(Structured figure records)
────────────────────

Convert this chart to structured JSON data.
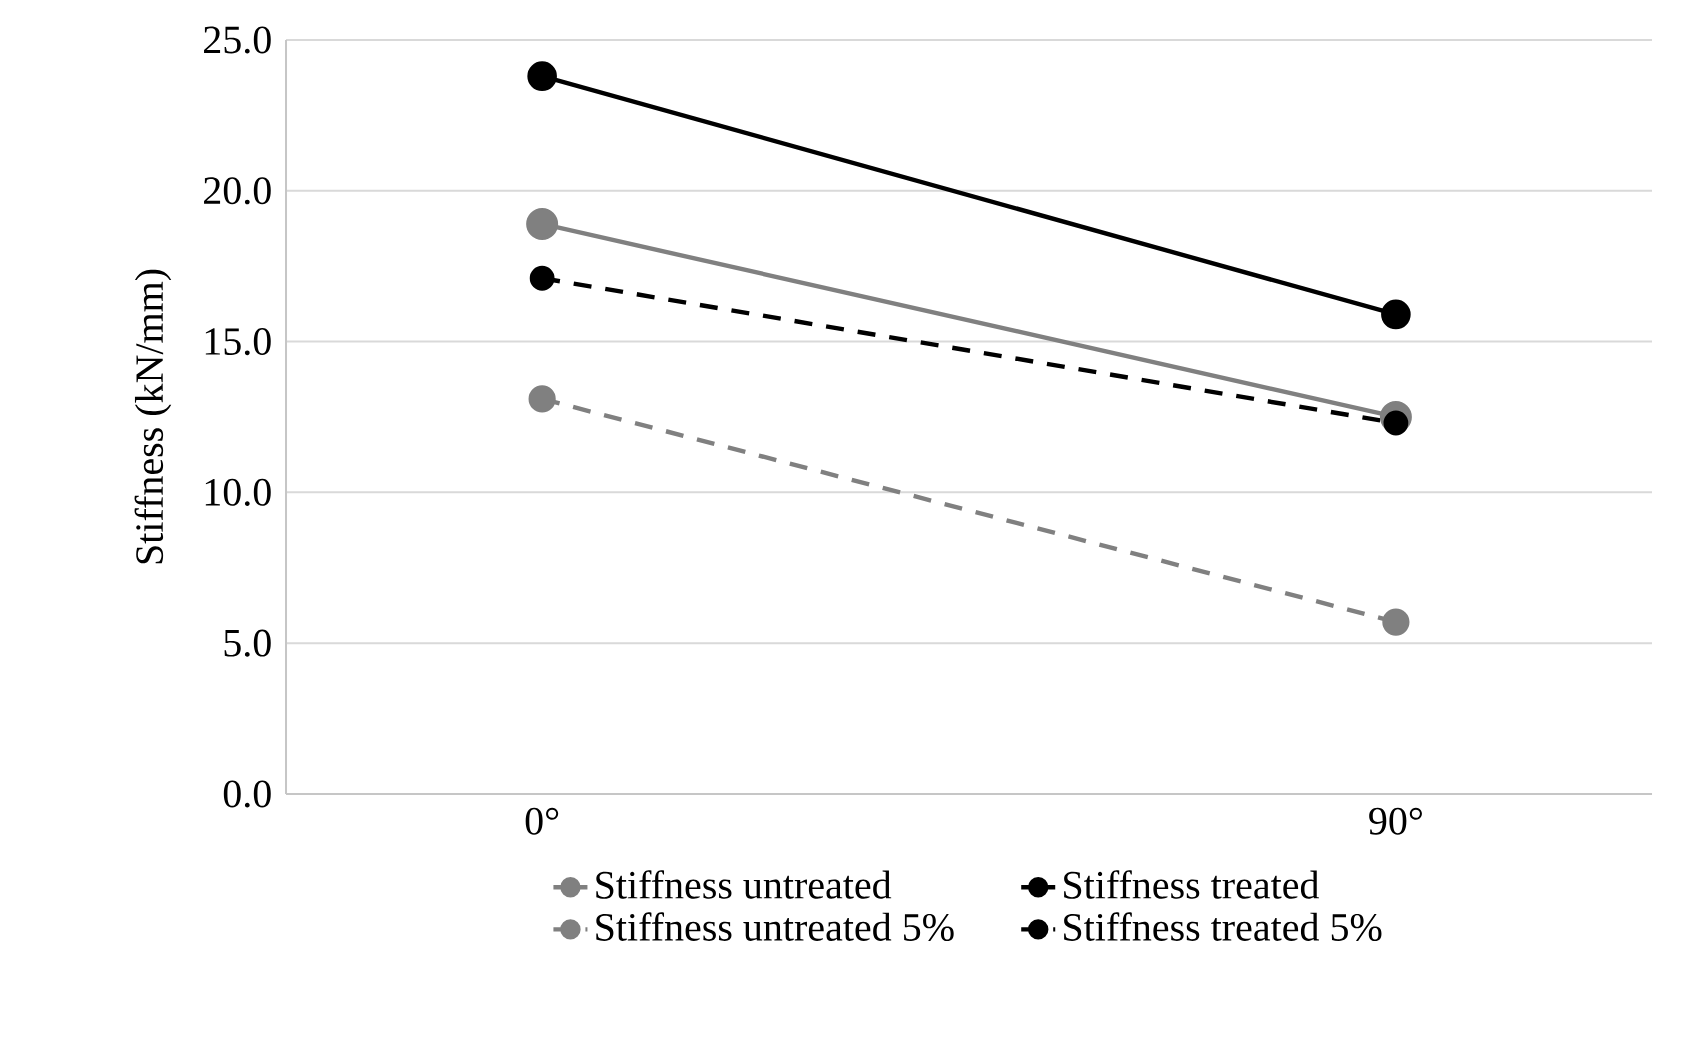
{
  "chart_data": {
    "type": "line",
    "ylabel": "Stiffness (kN/mm)",
    "categories": [
      "0°",
      "90°"
    ],
    "series": [
      {
        "name": "Stiffness untreated",
        "color": "#808080",
        "values": [
          18.9,
          12.5
        ],
        "line_style": "solid"
      },
      {
        "name": "Stiffness treated",
        "color": "#000000",
        "values": [
          23.8,
          15.9
        ],
        "line_style": "solid"
      },
      {
        "name": "Stiffness untreated 5%",
        "color": "#808080",
        "values": [
          13.1,
          5.7
        ],
        "line_style": "dashed"
      },
      {
        "name": "Stiffness treated 5%",
        "color": "#000000",
        "values": [
          17.1,
          12.3
        ],
        "line_style": "dashed"
      }
    ],
    "ylim": [
      0,
      25
    ],
    "yticks": [
      {
        "value": 0,
        "label": "0.0"
      },
      {
        "value": 5,
        "label": "5.0"
      },
      {
        "value": 10,
        "label": "10.0"
      },
      {
        "value": 15,
        "label": "15.0"
      },
      {
        "value": 20,
        "label": "20.0"
      },
      {
        "value": 25,
        "label": "25.0"
      }
    ],
    "grid": "y",
    "legend": "bottom",
    "marker": "circle"
  }
}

────────────────────

▸ GIVEN EXERCISE:
Give only the number of lines in the records that include the word "Stiffness".

▸ FINAL RESULT:
5